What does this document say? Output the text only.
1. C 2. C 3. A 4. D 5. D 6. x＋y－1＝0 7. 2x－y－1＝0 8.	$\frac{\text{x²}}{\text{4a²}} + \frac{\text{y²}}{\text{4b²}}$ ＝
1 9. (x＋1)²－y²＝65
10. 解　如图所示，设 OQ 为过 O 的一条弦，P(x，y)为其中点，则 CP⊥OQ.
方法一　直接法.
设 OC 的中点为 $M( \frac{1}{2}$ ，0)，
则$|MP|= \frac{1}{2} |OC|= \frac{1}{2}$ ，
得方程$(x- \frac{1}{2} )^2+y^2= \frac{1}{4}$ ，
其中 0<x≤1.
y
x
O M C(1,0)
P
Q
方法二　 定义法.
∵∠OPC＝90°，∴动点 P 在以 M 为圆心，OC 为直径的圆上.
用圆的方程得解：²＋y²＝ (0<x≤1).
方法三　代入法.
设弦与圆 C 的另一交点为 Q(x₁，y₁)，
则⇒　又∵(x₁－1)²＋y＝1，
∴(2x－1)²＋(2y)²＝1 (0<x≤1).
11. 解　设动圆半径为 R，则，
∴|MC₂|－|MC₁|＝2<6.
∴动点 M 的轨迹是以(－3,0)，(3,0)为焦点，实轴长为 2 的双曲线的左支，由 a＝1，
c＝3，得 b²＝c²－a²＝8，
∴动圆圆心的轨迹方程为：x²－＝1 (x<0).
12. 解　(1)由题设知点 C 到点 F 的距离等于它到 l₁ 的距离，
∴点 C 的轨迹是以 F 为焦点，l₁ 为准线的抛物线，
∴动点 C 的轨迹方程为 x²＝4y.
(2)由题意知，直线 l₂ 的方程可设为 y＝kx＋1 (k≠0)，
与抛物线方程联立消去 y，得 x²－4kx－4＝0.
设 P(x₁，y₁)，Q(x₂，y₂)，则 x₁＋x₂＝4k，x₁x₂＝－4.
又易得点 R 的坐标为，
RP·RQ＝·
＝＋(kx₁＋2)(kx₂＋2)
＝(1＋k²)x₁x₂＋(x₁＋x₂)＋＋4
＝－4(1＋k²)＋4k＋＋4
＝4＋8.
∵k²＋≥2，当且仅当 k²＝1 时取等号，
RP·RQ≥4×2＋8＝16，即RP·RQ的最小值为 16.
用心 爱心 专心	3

■ **Prompt**: Each line that contains the word "的轨迹是以" counts toward the total; give only that total.

■ **Reply**: 2